■ READING TEXT ■

Orbital characteristics
- Epoch: 17 August 1999 (JD 2451407.5)
- Observation arc: 267 days
- Number of observations: 1,019
- Aphelion: ~5,500 AU
- Perihelion: 0.708 AU
- Semi-major axis: ~2,800 AU
- Eccentricity: 0.99974
- Orbital period: ~146,000 years
- Inclination: 149.25°
- Longitude of ascending node: 162.65°
- Argument of periapsis: 40.702°
- Mean anomaly: 0.0002°
- Last perihelion: 11 July 1999
- T_{Jupiter}: –0.896
- Earth MOID: 0.151 AU
- Jupiter MOID: 0.257 AU

Physical characteristics
- Mean diameter: 12.58 ± 2.30 km (7.82 ± 1.43 mi)
- Comet total magnitude (M1): 9.4
- Comet nuclear magnitude (M2): 13.1
- Apparent magnitude: 6.0 (1999 apparition)

■ ENTRIES SHOWN ■

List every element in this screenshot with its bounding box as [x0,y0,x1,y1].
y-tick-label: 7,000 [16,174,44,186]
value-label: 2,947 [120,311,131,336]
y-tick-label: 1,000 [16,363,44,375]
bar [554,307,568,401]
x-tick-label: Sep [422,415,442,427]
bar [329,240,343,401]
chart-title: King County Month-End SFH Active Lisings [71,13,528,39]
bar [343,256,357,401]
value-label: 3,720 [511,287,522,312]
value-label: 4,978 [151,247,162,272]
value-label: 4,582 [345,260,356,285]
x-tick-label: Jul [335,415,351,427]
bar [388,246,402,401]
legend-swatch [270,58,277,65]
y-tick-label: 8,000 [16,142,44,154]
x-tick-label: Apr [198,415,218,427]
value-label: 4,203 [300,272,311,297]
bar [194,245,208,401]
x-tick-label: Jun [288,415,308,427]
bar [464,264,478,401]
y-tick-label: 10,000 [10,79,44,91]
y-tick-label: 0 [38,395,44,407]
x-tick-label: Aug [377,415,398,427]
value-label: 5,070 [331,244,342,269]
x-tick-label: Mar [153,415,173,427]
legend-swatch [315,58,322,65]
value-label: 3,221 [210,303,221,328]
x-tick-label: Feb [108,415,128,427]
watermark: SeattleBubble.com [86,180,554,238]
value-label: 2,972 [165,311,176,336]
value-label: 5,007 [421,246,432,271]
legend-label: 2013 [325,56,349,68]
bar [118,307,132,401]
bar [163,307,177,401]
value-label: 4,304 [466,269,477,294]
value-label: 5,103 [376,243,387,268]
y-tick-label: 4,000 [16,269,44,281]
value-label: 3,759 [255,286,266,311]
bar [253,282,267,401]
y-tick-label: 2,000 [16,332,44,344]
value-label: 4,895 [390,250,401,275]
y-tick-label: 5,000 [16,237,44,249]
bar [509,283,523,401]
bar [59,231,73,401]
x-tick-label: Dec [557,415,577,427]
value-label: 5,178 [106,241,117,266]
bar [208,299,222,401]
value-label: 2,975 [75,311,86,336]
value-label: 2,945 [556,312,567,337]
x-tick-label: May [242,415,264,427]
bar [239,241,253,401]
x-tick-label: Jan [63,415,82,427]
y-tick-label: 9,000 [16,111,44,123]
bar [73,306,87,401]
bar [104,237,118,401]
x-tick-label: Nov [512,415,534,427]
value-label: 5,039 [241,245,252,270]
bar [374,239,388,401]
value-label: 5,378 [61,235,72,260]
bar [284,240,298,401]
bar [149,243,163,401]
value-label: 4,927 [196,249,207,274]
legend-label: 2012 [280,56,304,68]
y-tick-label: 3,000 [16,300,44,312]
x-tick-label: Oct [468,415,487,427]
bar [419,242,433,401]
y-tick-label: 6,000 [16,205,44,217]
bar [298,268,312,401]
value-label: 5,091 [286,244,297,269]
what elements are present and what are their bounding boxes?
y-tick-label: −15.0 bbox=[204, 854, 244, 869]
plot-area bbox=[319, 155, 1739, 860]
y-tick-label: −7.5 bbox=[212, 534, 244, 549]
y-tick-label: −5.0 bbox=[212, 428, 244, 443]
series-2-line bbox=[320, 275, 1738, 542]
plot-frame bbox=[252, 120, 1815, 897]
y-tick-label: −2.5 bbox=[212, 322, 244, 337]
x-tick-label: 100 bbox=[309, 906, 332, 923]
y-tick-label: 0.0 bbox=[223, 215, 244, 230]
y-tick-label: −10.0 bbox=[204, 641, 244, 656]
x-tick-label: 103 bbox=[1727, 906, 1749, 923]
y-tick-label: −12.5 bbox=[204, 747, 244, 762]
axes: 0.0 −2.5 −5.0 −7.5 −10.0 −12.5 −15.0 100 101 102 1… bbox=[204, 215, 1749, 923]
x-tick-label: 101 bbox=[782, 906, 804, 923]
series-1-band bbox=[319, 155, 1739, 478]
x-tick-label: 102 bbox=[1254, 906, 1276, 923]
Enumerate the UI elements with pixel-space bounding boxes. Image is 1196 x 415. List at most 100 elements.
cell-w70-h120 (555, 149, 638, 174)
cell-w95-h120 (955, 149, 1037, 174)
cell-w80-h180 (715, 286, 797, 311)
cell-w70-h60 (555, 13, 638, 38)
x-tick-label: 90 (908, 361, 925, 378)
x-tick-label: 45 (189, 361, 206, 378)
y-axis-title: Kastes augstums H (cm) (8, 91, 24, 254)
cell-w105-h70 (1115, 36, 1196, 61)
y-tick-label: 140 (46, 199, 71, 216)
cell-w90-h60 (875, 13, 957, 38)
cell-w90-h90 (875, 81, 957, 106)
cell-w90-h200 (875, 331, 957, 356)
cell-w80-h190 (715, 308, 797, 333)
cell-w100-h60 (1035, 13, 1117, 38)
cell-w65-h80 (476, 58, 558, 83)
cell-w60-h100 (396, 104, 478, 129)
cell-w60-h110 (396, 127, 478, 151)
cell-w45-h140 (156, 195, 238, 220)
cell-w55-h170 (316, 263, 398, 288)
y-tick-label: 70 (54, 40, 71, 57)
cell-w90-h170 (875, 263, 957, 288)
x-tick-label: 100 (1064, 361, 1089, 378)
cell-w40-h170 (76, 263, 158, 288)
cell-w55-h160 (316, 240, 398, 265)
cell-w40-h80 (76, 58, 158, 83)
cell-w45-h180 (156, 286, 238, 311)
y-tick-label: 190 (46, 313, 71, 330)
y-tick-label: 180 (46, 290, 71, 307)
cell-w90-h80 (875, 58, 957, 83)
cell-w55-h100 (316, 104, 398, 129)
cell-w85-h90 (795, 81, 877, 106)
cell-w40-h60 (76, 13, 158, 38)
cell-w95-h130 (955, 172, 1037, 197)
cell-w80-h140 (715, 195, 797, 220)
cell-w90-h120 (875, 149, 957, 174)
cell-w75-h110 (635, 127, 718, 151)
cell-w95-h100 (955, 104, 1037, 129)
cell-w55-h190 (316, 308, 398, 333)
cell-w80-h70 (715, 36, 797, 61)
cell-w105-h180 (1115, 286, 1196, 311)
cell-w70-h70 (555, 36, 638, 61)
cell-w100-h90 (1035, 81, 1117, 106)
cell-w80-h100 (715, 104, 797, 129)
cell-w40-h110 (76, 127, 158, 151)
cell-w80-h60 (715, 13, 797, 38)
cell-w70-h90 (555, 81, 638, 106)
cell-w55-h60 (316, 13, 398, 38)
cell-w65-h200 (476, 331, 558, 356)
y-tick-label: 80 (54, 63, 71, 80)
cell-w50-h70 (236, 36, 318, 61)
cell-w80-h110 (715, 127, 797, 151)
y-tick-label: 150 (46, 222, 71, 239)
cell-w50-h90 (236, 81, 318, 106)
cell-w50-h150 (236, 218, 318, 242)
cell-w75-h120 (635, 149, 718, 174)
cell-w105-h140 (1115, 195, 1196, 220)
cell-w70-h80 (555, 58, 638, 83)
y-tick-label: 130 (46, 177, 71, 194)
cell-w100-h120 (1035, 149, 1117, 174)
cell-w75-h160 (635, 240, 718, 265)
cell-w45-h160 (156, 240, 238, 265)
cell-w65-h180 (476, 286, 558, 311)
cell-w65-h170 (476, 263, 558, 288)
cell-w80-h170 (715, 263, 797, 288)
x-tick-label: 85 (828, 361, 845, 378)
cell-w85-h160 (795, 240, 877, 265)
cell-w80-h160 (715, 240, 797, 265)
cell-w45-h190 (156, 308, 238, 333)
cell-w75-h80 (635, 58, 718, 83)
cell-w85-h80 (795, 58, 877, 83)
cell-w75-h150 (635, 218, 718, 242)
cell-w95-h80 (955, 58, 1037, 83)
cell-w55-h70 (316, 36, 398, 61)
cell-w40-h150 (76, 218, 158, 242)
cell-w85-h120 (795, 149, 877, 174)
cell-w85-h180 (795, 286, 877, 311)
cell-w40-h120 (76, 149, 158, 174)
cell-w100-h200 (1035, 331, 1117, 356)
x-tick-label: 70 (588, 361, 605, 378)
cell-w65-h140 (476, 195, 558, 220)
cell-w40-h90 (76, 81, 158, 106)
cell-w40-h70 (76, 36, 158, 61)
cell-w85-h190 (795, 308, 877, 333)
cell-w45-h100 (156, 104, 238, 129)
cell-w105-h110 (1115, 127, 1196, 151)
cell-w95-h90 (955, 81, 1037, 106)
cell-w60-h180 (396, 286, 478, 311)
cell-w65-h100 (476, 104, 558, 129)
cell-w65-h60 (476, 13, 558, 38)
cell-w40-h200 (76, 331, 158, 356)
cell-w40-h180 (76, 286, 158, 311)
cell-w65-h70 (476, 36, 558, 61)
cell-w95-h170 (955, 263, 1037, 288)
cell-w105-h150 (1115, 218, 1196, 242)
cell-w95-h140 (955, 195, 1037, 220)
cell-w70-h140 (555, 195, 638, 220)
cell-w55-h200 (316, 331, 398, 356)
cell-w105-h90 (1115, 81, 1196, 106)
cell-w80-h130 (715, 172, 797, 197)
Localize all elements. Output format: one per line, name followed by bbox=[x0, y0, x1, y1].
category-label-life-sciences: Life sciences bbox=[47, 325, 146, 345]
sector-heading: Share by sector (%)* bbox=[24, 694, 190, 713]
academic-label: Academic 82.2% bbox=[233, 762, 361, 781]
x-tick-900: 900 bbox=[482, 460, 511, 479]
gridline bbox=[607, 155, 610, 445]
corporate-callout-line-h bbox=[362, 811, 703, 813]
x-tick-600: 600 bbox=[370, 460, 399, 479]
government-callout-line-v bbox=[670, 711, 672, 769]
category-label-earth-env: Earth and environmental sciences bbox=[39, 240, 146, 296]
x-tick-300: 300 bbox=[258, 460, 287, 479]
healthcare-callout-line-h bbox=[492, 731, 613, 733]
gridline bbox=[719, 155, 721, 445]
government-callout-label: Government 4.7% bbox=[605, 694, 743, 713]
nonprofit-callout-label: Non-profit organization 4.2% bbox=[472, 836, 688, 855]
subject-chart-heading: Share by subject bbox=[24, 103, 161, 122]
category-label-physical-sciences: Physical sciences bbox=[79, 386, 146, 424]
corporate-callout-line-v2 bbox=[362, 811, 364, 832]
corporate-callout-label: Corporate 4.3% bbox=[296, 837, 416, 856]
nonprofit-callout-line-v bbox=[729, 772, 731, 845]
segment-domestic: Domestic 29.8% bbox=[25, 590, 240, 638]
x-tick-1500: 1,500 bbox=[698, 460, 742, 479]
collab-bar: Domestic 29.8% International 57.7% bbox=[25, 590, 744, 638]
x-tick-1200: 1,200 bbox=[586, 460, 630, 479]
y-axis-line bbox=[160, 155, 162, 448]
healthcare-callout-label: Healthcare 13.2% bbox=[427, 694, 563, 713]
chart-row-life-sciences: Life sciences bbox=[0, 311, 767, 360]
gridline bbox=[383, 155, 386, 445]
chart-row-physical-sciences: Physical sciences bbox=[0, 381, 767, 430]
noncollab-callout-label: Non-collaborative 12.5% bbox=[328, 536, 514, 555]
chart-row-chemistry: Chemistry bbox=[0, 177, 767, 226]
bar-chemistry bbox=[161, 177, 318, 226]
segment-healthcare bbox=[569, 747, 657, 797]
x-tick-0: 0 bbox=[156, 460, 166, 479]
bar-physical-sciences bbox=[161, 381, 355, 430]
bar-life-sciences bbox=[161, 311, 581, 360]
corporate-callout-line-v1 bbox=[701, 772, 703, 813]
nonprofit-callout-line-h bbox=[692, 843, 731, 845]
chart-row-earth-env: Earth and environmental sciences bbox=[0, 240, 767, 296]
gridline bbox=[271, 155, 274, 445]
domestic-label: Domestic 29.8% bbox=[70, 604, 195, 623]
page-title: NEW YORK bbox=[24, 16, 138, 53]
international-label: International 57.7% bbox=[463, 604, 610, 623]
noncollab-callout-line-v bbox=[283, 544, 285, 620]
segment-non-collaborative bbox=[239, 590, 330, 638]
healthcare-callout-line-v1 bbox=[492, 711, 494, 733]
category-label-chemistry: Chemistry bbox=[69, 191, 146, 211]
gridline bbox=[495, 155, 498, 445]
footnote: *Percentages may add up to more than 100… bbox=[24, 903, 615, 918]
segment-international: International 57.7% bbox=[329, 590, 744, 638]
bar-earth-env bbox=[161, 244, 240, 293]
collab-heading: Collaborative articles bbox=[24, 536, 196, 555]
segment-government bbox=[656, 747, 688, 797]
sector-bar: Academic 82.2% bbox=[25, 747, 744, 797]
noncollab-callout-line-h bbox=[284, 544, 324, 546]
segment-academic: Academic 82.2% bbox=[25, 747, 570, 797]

■ WHAT YOU NEED TO DO ■
What does the comet data say from "Physical characteristics" up to and including "6.0 (1999 apparition)"? Set that stretch down word for word.

■ TASK SOLUTION ■
Physical characteristics
- Mean diameter: 12.58 ± 2.30 km (7.82 ± 1.43 mi)
- Comet total magnitude (M1): 9.4
- Comet nuclear magnitude (M2): 13.1
- Apparent magnitude: 6.0 (1999 apparition)